Each line from the line holding "Decode this image" through the last line should be written out exactly, with nothing else and no images.

==*==

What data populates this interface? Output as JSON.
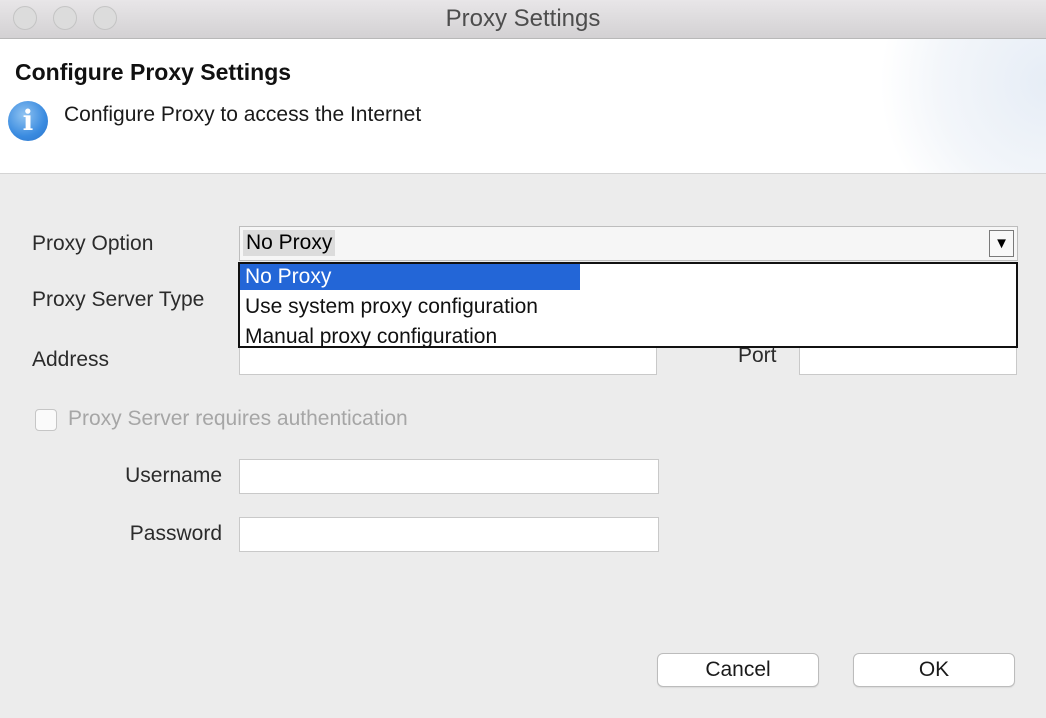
{
  "window": {
    "title": "Proxy Settings"
  },
  "header": {
    "title": "Configure Proxy Settings",
    "message": "Configure Proxy to access the Internet",
    "icon": "info-icon"
  },
  "form": {
    "proxy_option": {
      "label": "Proxy Option",
      "selected": "No Proxy",
      "options": [
        "No Proxy",
        "Use system proxy configuration",
        "Manual proxy configuration"
      ],
      "highlighted_index": 0
    },
    "proxy_server_type": {
      "label": "Proxy Server Type"
    },
    "address": {
      "label": "Address",
      "value": ""
    },
    "port": {
      "label": "Port",
      "value": ""
    },
    "auth": {
      "label": "Proxy Server requires authentication",
      "checked": false,
      "enabled": false
    },
    "username": {
      "label": "Username",
      "value": ""
    },
    "password": {
      "label": "Password",
      "value": ""
    }
  },
  "buttons": {
    "cancel": "Cancel",
    "ok": "OK"
  },
  "colors": {
    "selection": "#2366d7",
    "info_icon": "#3a8be0"
  }
}
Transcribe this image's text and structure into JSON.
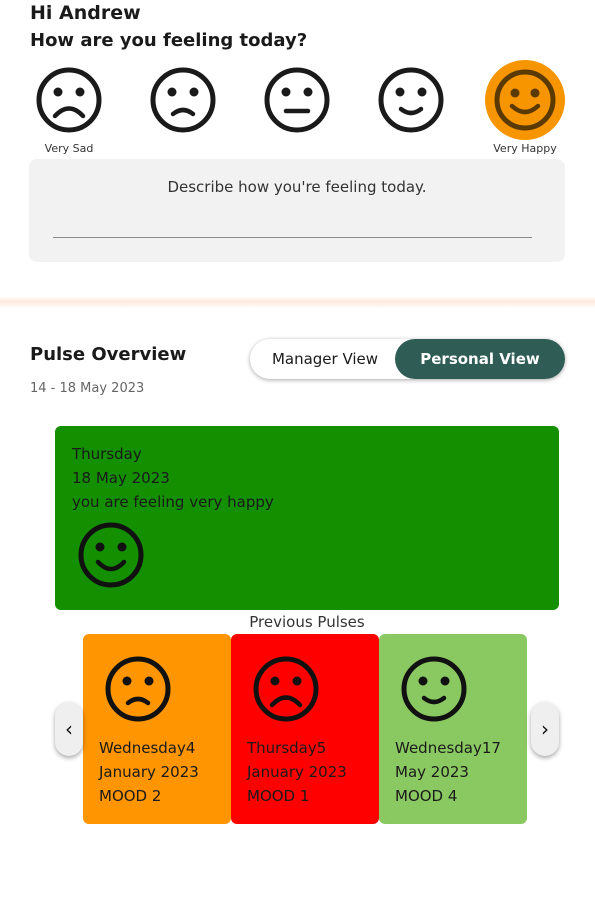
{
  "header": {
    "greeting": "Hi Andrew",
    "question": "How are you feeling today?"
  },
  "mood_picker": {
    "options": [
      {
        "name": "very-sad-icon",
        "label": "Very Sad",
        "selected": false
      },
      {
        "name": "sad-icon",
        "label": "",
        "selected": false
      },
      {
        "name": "neutral-icon",
        "label": "",
        "selected": false
      },
      {
        "name": "happy-icon",
        "label": "",
        "selected": false
      },
      {
        "name": "very-happy-icon",
        "label": "Very Happy",
        "selected": true
      }
    ],
    "selected_color": "#f79500"
  },
  "describe": {
    "prompt": "Describe how you're feeling today."
  },
  "pulse": {
    "title": "Pulse Overview",
    "date_range": "14 - 18 May 2023",
    "view_toggle": {
      "manager_label": "Manager View",
      "personal_label": "Personal View",
      "active": "personal"
    },
    "current": {
      "day": "Thursday",
      "date": "18 May 2023",
      "message": "you are feeling very happy",
      "color": "#138f00"
    },
    "previous_title": "Previous Pulses",
    "previous": [
      {
        "line1": "Wednesday4",
        "line2": "January 2023",
        "mood": "MOOD 2",
        "color": "#ff9500",
        "face": "sad-icon"
      },
      {
        "line1": "Thursday5",
        "line2": "January 2023",
        "mood": "MOOD 1",
        "color": "#ff0000",
        "face": "very-sad-icon"
      },
      {
        "line1": "Wednesday17",
        "line2": "May 2023",
        "mood": "MOOD 4",
        "color": "#8ac962",
        "face": "happy-icon"
      }
    ],
    "nav": {
      "prev_icon": "‹",
      "next_icon": "›"
    }
  }
}
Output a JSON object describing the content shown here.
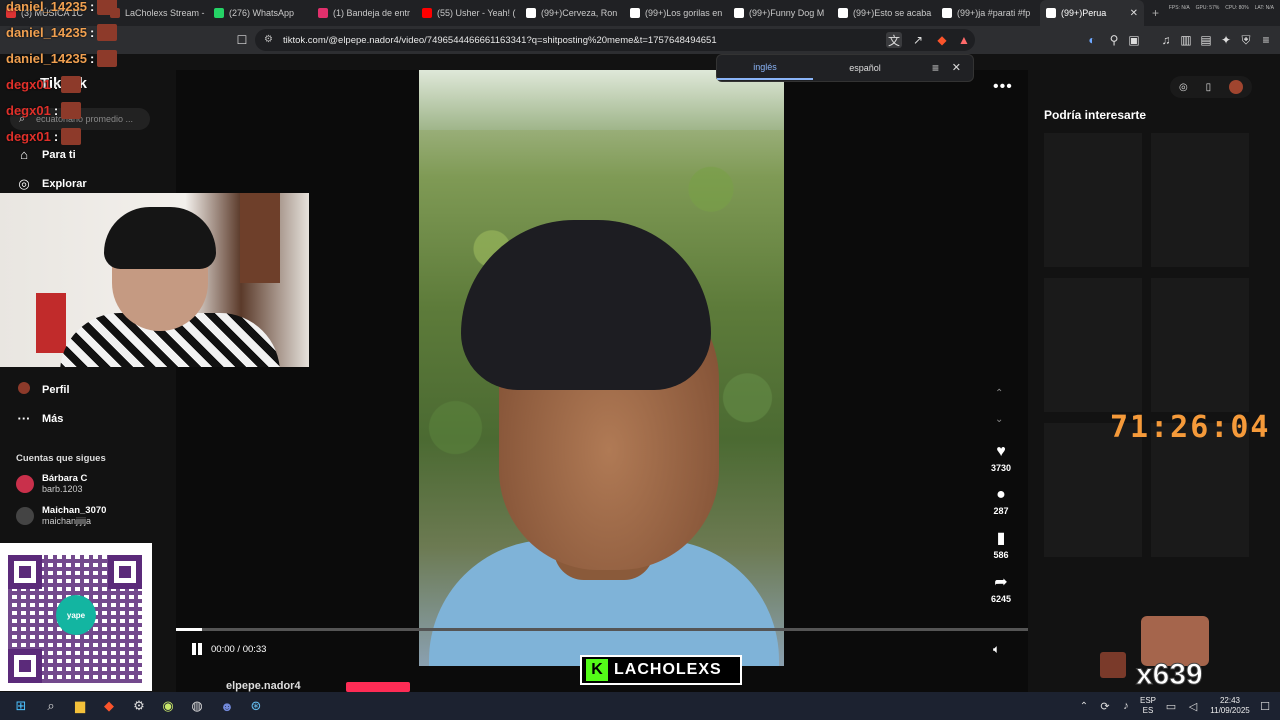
{
  "browser": {
    "tabs": [
      {
        "label": "(3) MÚSICA 1C",
        "color": "#d33"
      },
      {
        "label": "LaCholexs Stream -",
        "color": "#8d3a2a"
      },
      {
        "label": "(276) WhatsApp",
        "color": "#25d366"
      },
      {
        "label": "(1) Bandeja de entr",
        "color": "#e1306c"
      },
      {
        "label": "(55) Usher - Yeah! (",
        "color": "#ff0000"
      },
      {
        "label": "(99+)Cerveza, Ron",
        "color": "#ffffff"
      },
      {
        "label": "(99+)Los gorilas en",
        "color": "#ffffff"
      },
      {
        "label": "(99+)Funny Dog M",
        "color": "#ffffff"
      },
      {
        "label": "(99+)Esto se acaba",
        "color": "#ffffff"
      },
      {
        "label": "(99+)ja #parati #fp",
        "color": "#ffffff"
      },
      {
        "label": "(99+)Perua",
        "color": "#ffffff"
      }
    ],
    "new_tab": "+",
    "sys_stats": [
      "FPS: N/A",
      "GPU: 57%",
      "CPU: 80%",
      "LAT: N/A"
    ],
    "url": "tiktok.com/@elpepe.nador4/video/7496544466661163341?q=shitposting%20meme&t=1757648494651"
  },
  "translate": {
    "lang_from": "inglés",
    "lang_to": "español"
  },
  "tiktok": {
    "logo": "TikTok",
    "search_placeholder": "ecuatoriano promedio ...",
    "nav": {
      "for_you": "Para ti",
      "explore": "Explorar",
      "profile": "Perfil",
      "more": "Más"
    },
    "following_title": "Cuentas que sigues",
    "following": [
      {
        "name": "Bárbara C",
        "user": "barb.1203",
        "color": "#c9304b"
      },
      {
        "name": "Maichan_3070",
        "user": "maichanjijija",
        "color": "#444"
      }
    ],
    "time": "00:00 / 00:33",
    "progress": 0.03,
    "author": "elpepe.nador4",
    "actions": {
      "likes": "3730",
      "comments": "287",
      "saves": "586",
      "shares": "6245"
    },
    "suggestions_title": "Podría interesarte"
  },
  "stream": {
    "chat": [
      {
        "user": "daniel_14235",
        "sep": ":",
        "color": "#f0a050"
      },
      {
        "user": "daniel_14235",
        "sep": ":",
        "color": "#f0a050"
      },
      {
        "user": "daniel_14235",
        "sep": ":",
        "color": "#f0a050"
      },
      {
        "user": "degx01",
        "sep": ":",
        "color": "#e0302a"
      },
      {
        "user": "degx01",
        "sep": ":",
        "color": "#e0302a"
      },
      {
        "user": "degx01",
        "sep": ":",
        "color": "#e0302a"
      }
    ],
    "timer": "71:26:04",
    "brand_k": "K",
    "brand_name": "LACHOLEXS",
    "counter": "x639",
    "qr_label": "yape"
  },
  "taskbar": {
    "lang": "ESP",
    "region": "ES",
    "time": "22:43",
    "date": "11/09/2025"
  }
}
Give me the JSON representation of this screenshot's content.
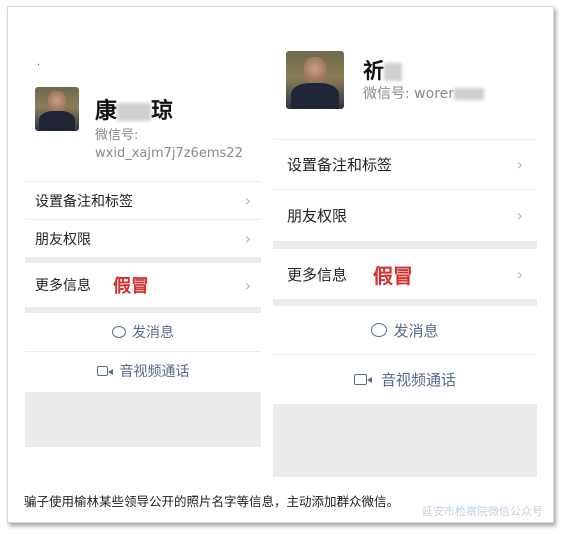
{
  "left": {
    "dot": ".",
    "nickname_visible": "康",
    "nickname_tail": "琼",
    "wechat_id_label": "微信号:",
    "wechat_id": "wxid_xajm7j7z6ems22",
    "menu": {
      "remark_tags": "设置备注和标签",
      "friend_permissions": "朋友权限",
      "more_info": "更多信息"
    },
    "fake_label": "假冒",
    "send_message": "发消息",
    "video_call": "音视频通话"
  },
  "right": {
    "nickname_visible": "祈",
    "wechat_id_label": "微信号:",
    "wechat_id": "worer",
    "menu": {
      "remark_tags": "设置备注和标签",
      "friend_permissions": "朋友权限",
      "more_info": "更多信息"
    },
    "fake_label": "假冒",
    "send_message": "发消息",
    "video_call": "音视频通话"
  },
  "caption": "骗子使用榆林某些领导公开的照片名字等信息，主动添加群众微信。",
  "watermark": "延安市检察院微信公众号",
  "colors": {
    "fake_red": "#d4302f",
    "action_blue": "#556a8f",
    "divider_grey": "#ebebeb"
  },
  "icons": {
    "chevron": "chevron-right-icon",
    "message": "chat-bubble-icon",
    "video": "video-camera-icon"
  }
}
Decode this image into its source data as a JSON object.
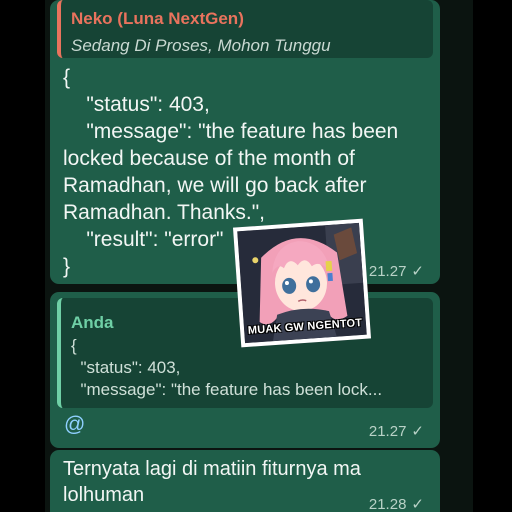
{
  "messages": [
    {
      "quote": {
        "author": "Neko (Luna NextGen)",
        "subtitle": "Sedang Di Proses, Mohon Tunggu"
      },
      "lines": [
        "{",
        "    \"status\": 403,",
        "    \"message\": \"the feature has been",
        "locked because of the month of",
        "Ramadhan, we will go back after",
        "Ramadhan. Thanks.\",",
        "    \"result\": \"error\"",
        "}"
      ],
      "time": "21.27",
      "status": "✓"
    },
    {
      "quote": {
        "author": "Anda",
        "lines": [
          "{",
          "  \"status\": 403,",
          "  \"message\": \"the feature has been lock..."
        ]
      },
      "mention": "@",
      "time": "21.27",
      "status": "✓"
    },
    {
      "lines": [
        "Ternyata lagi di matiin fiturnya ma",
        "lolhuman"
      ],
      "time": "21.28",
      "status": "✓"
    }
  ],
  "sticker": {
    "caption": "MUAK GW NGENTOT"
  },
  "colors": {
    "bubble": "#1f5e49",
    "quote_author_1": "#e9735d",
    "quote_author_2": "#6fd0a6",
    "mention": "#8fd0ff"
  }
}
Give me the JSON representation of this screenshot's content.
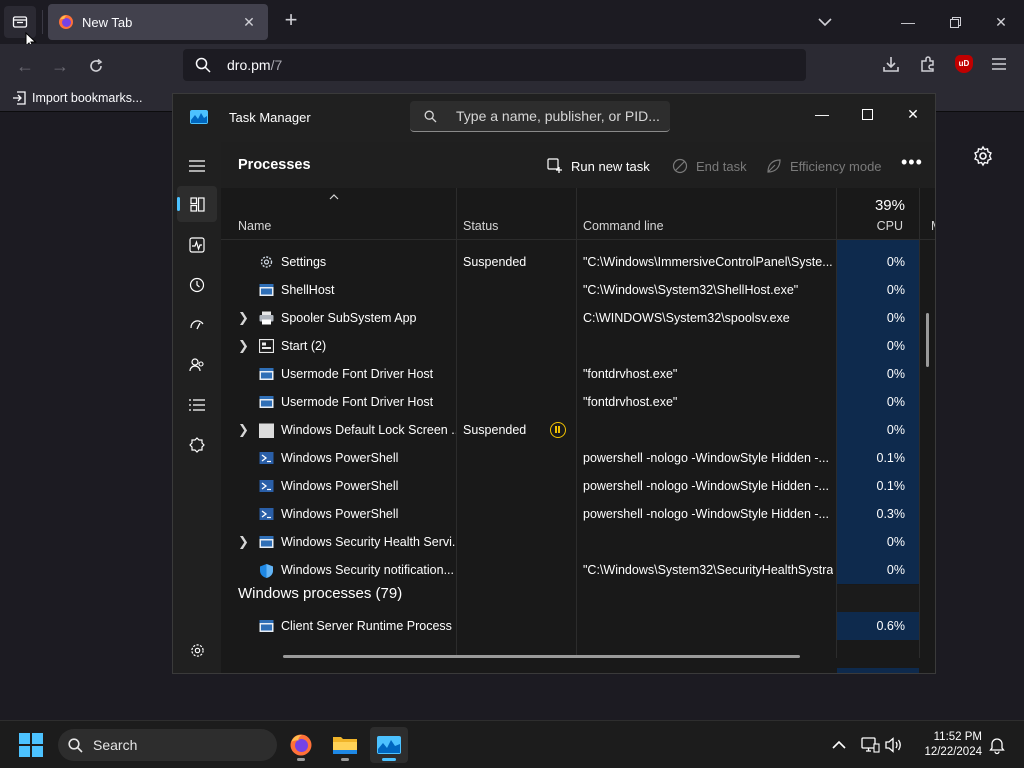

==*==

- _Full output_:
Decode this image into its source data as a JSON object.
{
  "messages": [
    {
      "quote": {
        "author": "Neko (Luna NextGen)",
        "subtitle": "Sedang Di Proses, Mohon Tunggu"
      },
      "lines": [
        "{",
        "    \"status\": 403,",
        "    \"message\": \"the feature has been",
        "locked because of the month of",
        "Ramadhan, we will go back after",
        "Ramadhan. Thanks.\",",
        "    \"result\": \"error\"",
        "}"
      ],
      "time": "21.27",
      "status": "✓"
    },
    {
      "quote": {
        "author": "Anda",
        "lines": [
          "{",
          "  \"status\": 403,",
          "  \"message\": \"the feature has been lock..."
        ]
      },
      "mention": "@",
      "time": "21.27",
      "status": "✓"
    },
    {
      "lines": [
        "Ternyata lagi di matiin fiturnya ma",
        "lolhuman"
      ],
      "time": "21.28",
      "status": "✓"
    }
  ],
  "sticker": {
    "caption": "MUAK GW NGENTOT"
  },
  "colors": {
    "bubble": "#1f5e49",
    "quote_author_1": "#e9735d",
    "quote_author_2": "#6fd0a6",
    "mention": "#8fd0ff"
  }
}
Give me the JSON representation of this screenshot's content.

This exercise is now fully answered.